INSTRUCTION:
Type every record exactly as it appears.

::::::

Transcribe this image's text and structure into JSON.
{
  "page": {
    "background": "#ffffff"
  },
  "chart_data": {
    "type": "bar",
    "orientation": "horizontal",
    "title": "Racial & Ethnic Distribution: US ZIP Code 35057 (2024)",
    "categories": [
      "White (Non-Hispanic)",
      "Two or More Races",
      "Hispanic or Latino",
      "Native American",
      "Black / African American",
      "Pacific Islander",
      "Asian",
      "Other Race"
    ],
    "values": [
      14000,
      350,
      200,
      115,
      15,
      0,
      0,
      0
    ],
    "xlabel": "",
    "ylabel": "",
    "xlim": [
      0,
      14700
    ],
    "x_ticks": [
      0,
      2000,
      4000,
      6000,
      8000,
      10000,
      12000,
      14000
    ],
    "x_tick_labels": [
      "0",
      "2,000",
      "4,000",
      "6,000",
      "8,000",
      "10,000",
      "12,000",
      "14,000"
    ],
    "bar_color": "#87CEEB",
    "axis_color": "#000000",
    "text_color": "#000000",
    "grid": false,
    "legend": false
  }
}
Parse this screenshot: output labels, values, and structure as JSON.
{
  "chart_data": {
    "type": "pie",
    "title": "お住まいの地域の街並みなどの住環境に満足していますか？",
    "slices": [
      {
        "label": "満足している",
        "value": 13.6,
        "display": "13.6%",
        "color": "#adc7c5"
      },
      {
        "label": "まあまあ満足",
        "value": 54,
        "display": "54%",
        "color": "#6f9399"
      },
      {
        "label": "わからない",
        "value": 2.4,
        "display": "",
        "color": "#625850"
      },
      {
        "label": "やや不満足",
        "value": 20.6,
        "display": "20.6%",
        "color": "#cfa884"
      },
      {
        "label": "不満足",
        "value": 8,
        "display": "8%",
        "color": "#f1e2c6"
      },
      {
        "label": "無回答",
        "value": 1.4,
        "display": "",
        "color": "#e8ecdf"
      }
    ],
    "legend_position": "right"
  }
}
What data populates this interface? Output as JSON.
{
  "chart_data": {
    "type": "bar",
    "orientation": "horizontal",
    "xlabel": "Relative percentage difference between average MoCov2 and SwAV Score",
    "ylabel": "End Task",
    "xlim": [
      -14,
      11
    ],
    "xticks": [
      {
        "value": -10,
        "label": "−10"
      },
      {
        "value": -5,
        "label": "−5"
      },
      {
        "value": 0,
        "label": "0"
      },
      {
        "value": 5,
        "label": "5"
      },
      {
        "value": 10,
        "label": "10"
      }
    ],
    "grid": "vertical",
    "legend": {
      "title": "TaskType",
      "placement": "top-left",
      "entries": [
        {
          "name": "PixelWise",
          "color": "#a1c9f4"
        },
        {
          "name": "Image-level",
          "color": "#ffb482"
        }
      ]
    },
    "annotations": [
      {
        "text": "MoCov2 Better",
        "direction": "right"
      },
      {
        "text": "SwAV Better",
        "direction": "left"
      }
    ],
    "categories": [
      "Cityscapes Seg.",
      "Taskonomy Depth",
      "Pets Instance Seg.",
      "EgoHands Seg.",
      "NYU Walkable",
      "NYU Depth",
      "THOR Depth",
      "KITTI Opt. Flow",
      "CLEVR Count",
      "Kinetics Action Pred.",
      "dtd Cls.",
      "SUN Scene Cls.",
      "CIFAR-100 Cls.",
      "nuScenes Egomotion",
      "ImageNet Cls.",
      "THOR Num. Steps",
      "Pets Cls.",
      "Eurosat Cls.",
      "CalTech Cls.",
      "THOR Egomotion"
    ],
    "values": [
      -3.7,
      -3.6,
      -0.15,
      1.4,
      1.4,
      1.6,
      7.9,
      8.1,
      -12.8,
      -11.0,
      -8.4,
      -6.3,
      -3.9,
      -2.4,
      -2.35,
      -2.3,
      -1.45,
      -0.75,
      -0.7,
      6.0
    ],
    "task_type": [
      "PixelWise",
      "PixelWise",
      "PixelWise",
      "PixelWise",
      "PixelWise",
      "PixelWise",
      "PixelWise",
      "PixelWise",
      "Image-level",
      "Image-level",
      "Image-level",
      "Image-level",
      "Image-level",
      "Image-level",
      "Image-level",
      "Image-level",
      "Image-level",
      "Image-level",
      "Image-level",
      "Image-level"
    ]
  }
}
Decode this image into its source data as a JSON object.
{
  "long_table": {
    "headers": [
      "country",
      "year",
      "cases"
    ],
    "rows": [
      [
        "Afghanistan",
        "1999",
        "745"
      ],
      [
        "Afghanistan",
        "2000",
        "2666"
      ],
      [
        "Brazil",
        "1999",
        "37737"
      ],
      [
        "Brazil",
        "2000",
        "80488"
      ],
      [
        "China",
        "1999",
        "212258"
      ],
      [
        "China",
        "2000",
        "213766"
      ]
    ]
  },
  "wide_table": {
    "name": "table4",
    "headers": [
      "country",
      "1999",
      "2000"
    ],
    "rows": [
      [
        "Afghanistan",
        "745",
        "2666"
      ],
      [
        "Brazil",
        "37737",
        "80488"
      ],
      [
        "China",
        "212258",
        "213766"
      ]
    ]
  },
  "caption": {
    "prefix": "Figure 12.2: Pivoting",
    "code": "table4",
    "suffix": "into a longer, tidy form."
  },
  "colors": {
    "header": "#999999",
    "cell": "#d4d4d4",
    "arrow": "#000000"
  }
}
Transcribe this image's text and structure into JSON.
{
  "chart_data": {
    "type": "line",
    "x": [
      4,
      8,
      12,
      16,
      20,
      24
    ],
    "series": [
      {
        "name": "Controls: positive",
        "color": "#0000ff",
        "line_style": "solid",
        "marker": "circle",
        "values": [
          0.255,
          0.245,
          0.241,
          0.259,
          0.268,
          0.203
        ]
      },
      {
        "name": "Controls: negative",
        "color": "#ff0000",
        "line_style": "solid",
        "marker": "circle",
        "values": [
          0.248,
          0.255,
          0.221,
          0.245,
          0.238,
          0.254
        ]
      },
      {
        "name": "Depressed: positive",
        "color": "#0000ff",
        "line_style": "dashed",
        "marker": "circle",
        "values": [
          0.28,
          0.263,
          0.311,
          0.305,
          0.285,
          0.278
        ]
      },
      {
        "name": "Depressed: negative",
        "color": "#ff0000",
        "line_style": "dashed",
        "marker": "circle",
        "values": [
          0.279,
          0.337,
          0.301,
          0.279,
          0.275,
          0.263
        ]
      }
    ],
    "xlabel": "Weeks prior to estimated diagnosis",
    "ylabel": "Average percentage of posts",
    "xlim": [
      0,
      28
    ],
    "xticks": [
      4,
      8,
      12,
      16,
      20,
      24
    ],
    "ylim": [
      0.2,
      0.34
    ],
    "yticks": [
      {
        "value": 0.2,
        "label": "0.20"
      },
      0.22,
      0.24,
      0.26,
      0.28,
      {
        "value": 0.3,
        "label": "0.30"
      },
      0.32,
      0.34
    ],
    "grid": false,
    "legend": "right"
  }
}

::::::

RESPONSE:
Transcribe this image's text and structure into JSON.
{
  "page": {
    "background": "#ffffff"
  },
  "chart_data": {
    "type": "bar",
    "orientation": "horizontal",
    "title": "Racial & Ethnic Distribution: US ZIP Code 35057 (2024)",
    "categories": [
      "White (Non-Hispanic)",
      "Two or More Races",
      "Hispanic or Latino",
      "Native American",
      "Black / African American",
      "Pacific Islander",
      "Asian",
      "Other Race"
    ],
    "values": [
      14000,
      350,
      200,
      115,
      15,
      0,
      0,
      0
    ],
    "xlabel": "",
    "ylabel": "",
    "xlim": [
      0,
      14700
    ],
    "x_ticks": [
      0,
      2000,
      4000,
      6000,
      8000,
      10000,
      12000,
      14000
    ],
    "x_tick_labels": [
      "0",
      "2,000",
      "4,000",
      "6,000",
      "8,000",
      "10,000",
      "12,000",
      "14,000"
    ],
    "bar_color": "#87CEEB",
    "axis_color": "#000000",
    "text_color": "#000000",
    "grid": false,
    "legend": false
  }
}
Parse this screenshot: output labels, values, and structure as JSON.
{
  "chart_data": {
    "type": "pie",
    "title": "お住まいの地域の街並みなどの住環境に満足していますか？",
    "slices": [
      {
        "label": "満足している",
        "value": 13.6,
        "display": "13.6%",
        "color": "#adc7c5"
      },
      {
        "label": "まあまあ満足",
        "value": 54,
        "display": "54%",
        "color": "#6f9399"
      },
      {
        "label": "わからない",
        "value": 2.4,
        "display": "",
        "color": "#625850"
      },
      {
        "label": "やや不満足",
        "value": 20.6,
        "display": "20.6%",
        "color": "#cfa884"
      },
      {
        "label": "不満足",
        "value": 8,
        "display": "8%",
        "color": "#f1e2c6"
      },
      {
        "label": "無回答",
        "value": 1.4,
        "display": "",
        "color": "#e8ecdf"
      }
    ],
    "legend_position": "right"
  }
}
What data populates this interface? Output as JSON.
{
  "chart_data": {
    "type": "bar",
    "orientation": "horizontal",
    "xlabel": "Relative percentage difference between average MoCov2 and SwAV Score",
    "ylabel": "End Task",
    "xlim": [
      -14,
      11
    ],
    "xticks": [
      {
        "value": -10,
        "label": "−10"
      },
      {
        "value": -5,
        "label": "−5"
      },
      {
        "value": 0,
        "label": "0"
      },
      {
        "value": 5,
        "label": "5"
      },
      {
        "value": 10,
        "label": "10"
      }
    ],
    "grid": "vertical",
    "legend": {
      "title": "TaskType",
      "placement": "top-left",
      "entries": [
        {
          "name": "PixelWise",
          "color": "#a1c9f4"
        },
        {
          "name": "Image-level",
          "color": "#ffb482"
        }
      ]
    },
    "annotations": [
      {
        "text": "MoCov2 Better",
        "direction": "right"
      },
      {
        "text": "SwAV Better",
        "direction": "left"
      }
    ],
    "categories": [
      "Cityscapes Seg.",
      "Taskonomy Depth",
      "Pets Instance Seg.",
      "EgoHands Seg.",
      "NYU Walkable",
      "NYU Depth",
      "THOR Depth",
      "KITTI Opt. Flow",
      "CLEVR Count",
      "Kinetics Action Pred.",
      "dtd Cls.",
      "SUN Scene Cls.",
      "CIFAR-100 Cls.",
      "nuScenes Egomotion",
      "ImageNet Cls.",
      "THOR Num. Steps",
      "Pets Cls.",
      "Eurosat Cls.",
      "CalTech Cls.",
      "THOR Egomotion"
    ],
    "values": [
      -3.7,
      -3.6,
      -0.15,
      1.4,
      1.4,
      1.6,
      7.9,
      8.1,
      -12.8,
      -11.0,
      -8.4,
      -6.3,
      -3.9,
      -2.4,
      -2.35,
      -2.3,
      -1.45,
      -0.75,
      -0.7,
      6.0
    ],
    "task_type": [
      "PixelWise",
      "PixelWise",
      "PixelWise",
      "PixelWise",
      "PixelWise",
      "PixelWise",
      "PixelWise",
      "PixelWise",
      "Image-level",
      "Image-level",
      "Image-level",
      "Image-level",
      "Image-level",
      "Image-level",
      "Image-level",
      "Image-level",
      "Image-level",
      "Image-level",
      "Image-level",
      "Image-level"
    ]
  }
}
Decode this image into its source data as a JSON object.
{
  "long_table": {
    "headers": [
      "country",
      "year",
      "cases"
    ],
    "rows": [
      [
        "Afghanistan",
        "1999",
        "745"
      ],
      [
        "Afghanistan",
        "2000",
        "2666"
      ],
      [
        "Brazil",
        "1999",
        "37737"
      ],
      [
        "Brazil",
        "2000",
        "80488"
      ],
      [
        "China",
        "1999",
        "212258"
      ],
      [
        "China",
        "2000",
        "213766"
      ]
    ]
  },
  "wide_table": {
    "name": "table4",
    "headers": [
      "country",
      "1999",
      "2000"
    ],
    "rows": [
      [
        "Afghanistan",
        "745",
        "2666"
      ],
      [
        "Brazil",
        "37737",
        "80488"
      ],
      [
        "China",
        "212258",
        "213766"
      ]
    ]
  },
  "caption": {
    "prefix": "Figure 12.2: Pivoting",
    "code": "table4",
    "suffix": "into a longer, tidy form."
  },
  "colors": {
    "header": "#999999",
    "cell": "#d4d4d4",
    "arrow": "#000000"
  }
}
Transcribe this image's text and structure into JSON.
{
  "chart_data": {
    "type": "line",
    "x": [
      4,
      8,
      12,
      16,
      20,
      24
    ],
    "series": [
      {
        "name": "Controls: positive",
        "color": "#0000ff",
        "line_style": "solid",
        "marker": "circle",
        "values": [
          0.255,
          0.245,
          0.241,
          0.259,
          0.268,
          0.203
        ]
      },
      {
        "name": "Controls: negative",
        "color": "#ff0000",
        "line_style": "solid",
        "marker": "circle",
        "values": [
          0.248,
          0.255,
          0.221,
          0.245,
          0.238,
          0.254
        ]
      },
      {
        "name": "Depressed: positive",
        "color": "#0000ff",
        "line_style": "dashed",
        "marker": "circle",
        "values": [
          0.28,
          0.263,
          0.311,
          0.305,
          0.285,
          0.278
        ]
      },
      {
        "name": "Depressed: negative",
        "color": "#ff0000",
        "line_style": "dashed",
        "marker": "circle",
        "values": [
          0.279,
          0.337,
          0.301,
          0.279,
          0.275,
          0.263
        ]
      }
    ],
    "xlabel": "Weeks prior to estimated diagnosis",
    "ylabel": "Average percentage of posts",
    "xlim": [
      0,
      28
    ],
    "xticks": [
      4,
      8,
      12,
      16,
      20,
      24
    ],
    "ylim": [
      0.2,
      0.34
    ],
    "yticks": [
      {
        "value": 0.2,
        "label": "0.20"
      },
      0.22,
      0.24,
      0.26,
      0.28,
      {
        "value": 0.3,
        "label": "0.30"
      },
      0.32,
      0.34
    ],
    "grid": false,
    "legend": "right"
  }
}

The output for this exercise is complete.